*REQUIREMENT*
Write down every entry below once more, exactly.

*ENTRIES*
-.-.-

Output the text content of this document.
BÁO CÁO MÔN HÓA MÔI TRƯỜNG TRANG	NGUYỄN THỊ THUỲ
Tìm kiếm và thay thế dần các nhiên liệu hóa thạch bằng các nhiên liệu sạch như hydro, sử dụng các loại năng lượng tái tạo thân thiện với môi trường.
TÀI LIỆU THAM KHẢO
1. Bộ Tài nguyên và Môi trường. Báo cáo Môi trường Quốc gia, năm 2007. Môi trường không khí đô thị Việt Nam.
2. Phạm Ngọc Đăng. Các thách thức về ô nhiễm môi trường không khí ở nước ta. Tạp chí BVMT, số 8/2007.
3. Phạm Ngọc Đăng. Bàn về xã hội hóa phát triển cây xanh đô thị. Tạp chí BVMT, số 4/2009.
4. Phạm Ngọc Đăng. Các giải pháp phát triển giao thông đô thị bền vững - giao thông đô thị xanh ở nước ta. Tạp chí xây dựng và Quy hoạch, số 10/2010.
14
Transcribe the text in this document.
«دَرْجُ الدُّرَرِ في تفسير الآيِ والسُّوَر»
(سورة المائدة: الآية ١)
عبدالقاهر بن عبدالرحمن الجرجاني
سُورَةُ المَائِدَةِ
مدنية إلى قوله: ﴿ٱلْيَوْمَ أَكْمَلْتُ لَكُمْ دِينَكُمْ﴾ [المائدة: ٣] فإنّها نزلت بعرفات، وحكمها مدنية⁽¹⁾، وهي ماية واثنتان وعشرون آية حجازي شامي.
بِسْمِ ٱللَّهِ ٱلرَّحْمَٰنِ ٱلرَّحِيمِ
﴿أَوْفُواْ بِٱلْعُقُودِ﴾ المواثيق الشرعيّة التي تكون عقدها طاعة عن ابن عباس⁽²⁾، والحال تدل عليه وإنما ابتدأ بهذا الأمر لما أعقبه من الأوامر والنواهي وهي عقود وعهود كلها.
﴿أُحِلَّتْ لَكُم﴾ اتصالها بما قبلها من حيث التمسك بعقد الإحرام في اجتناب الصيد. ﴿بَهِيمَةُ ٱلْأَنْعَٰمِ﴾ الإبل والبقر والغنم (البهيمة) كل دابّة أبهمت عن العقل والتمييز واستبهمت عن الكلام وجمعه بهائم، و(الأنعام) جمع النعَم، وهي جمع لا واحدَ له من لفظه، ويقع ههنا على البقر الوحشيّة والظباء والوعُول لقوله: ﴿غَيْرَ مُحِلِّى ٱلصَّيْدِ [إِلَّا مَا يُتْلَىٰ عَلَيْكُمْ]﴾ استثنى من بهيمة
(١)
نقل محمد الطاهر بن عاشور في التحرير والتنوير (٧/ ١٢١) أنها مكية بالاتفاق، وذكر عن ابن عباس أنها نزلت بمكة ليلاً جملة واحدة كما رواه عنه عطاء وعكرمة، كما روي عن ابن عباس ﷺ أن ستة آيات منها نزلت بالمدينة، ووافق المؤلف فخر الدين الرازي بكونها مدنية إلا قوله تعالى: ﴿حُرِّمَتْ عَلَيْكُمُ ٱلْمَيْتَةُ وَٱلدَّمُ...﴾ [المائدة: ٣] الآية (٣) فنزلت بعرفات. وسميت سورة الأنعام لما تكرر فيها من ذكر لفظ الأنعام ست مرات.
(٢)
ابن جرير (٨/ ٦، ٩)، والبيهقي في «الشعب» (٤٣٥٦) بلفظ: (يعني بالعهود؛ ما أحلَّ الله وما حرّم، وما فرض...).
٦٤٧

-.-.-

*COMPLETE ANSWER*
Output the text content of this document.
BÁO CÁO MÔN HÓA MÔI TRƯỜNG TRANG	NGUYỄN THỊ THUỲ
Tìm kiếm và thay thế dần các nhiên liệu hóa thạch bằng các nhiên liệu sạch như hydro, sử dụng các loại năng lượng tái tạo thân thiện với môi trường.
TÀI LIỆU THAM KHẢO
1. Bộ Tài nguyên và Môi trường. Báo cáo Môi trường Quốc gia, năm 2007. Môi trường không khí đô thị Việt Nam.
2. Phạm Ngọc Đăng. Các thách thức về ô nhiễm môi trường không khí ở nước ta. Tạp chí BVMT, số 8/2007.
3. Phạm Ngọc Đăng. Bàn về xã hội hóa phát triển cây xanh đô thị. Tạp chí BVMT, số 4/2009.
4. Phạm Ngọc Đăng. Các giải pháp phát triển giao thông đô thị bền vững - giao thông đô thị xanh ở nước ta. Tạp chí xây dựng và Quy hoạch, số 10/2010.
14
Transcribe the text in this document.
«دَرْجُ الدُّرَرِ في تفسير الآيِ والسُّوَر»
(سورة المائدة: الآية ١)
عبدالقاهر بن عبدالرحمن الجرجاني
سُورَةُ المَائِدَةِ
مدنية إلى قوله: ﴿ٱلْيَوْمَ أَكْمَلْتُ لَكُمْ دِينَكُمْ﴾ [المائدة: ٣] فإنّها نزلت بعرفات، وحكمها مدنية⁽¹⁾، وهي ماية واثنتان وعشرون آية حجازي شامي.
بِسْمِ ٱللَّهِ ٱلرَّحْمَٰنِ ٱلرَّحِيمِ
﴿أَوْفُواْ بِٱلْعُقُودِ﴾ المواثيق الشرعيّة التي تكون عقدها طاعة عن ابن عباس⁽²⁾، والحال تدل عليه وإنما ابتدأ بهذا الأمر لما أعقبه من الأوامر والنواهي وهي عقود وعهود كلها.
﴿أُحِلَّتْ لَكُم﴾ اتصالها بما قبلها من حيث التمسك بعقد الإحرام في اجتناب الصيد. ﴿بَهِيمَةُ ٱلْأَنْعَٰمِ﴾ الإبل والبقر والغنم (البهيمة) كل دابّة أبهمت عن العقل والتمييز واستبهمت عن الكلام وجمعه بهائم، و(الأنعام) جمع النعَم، وهي جمع لا واحدَ له من لفظه، ويقع ههنا على البقر الوحشيّة والظباء والوعُول لقوله: ﴿غَيْرَ مُحِلِّى ٱلصَّيْدِ [إِلَّا مَا يُتْلَىٰ عَلَيْكُمْ]﴾ استثنى من بهيمة
(١)
نقل محمد الطاهر بن عاشور في التحرير والتنوير (٧/ ١٢١) أنها مكية بالاتفاق، وذكر عن ابن عباس أنها نزلت بمكة ليلاً جملة واحدة كما رواه عنه عطاء وعكرمة، كما روي عن ابن عباس ﷺ أن ستة آيات منها نزلت بالمدينة، ووافق المؤلف فخر الدين الرازي بكونها مدنية إلا قوله تعالى: ﴿حُرِّمَتْ عَلَيْكُمُ ٱلْمَيْتَةُ وَٱلدَّمُ...﴾ [المائدة: ٣] الآية (٣) فنزلت بعرفات. وسميت سورة الأنعام لما تكرر فيها من ذكر لفظ الأنعام ست مرات.
(٢)
ابن جرير (٨/ ٦، ٩)، والبيهقي في «الشعب» (٤٣٥٦) بلفظ: (يعني بالعهود؛ ما أحلَّ الله وما حرّم، وما فرض...).
٦٤٧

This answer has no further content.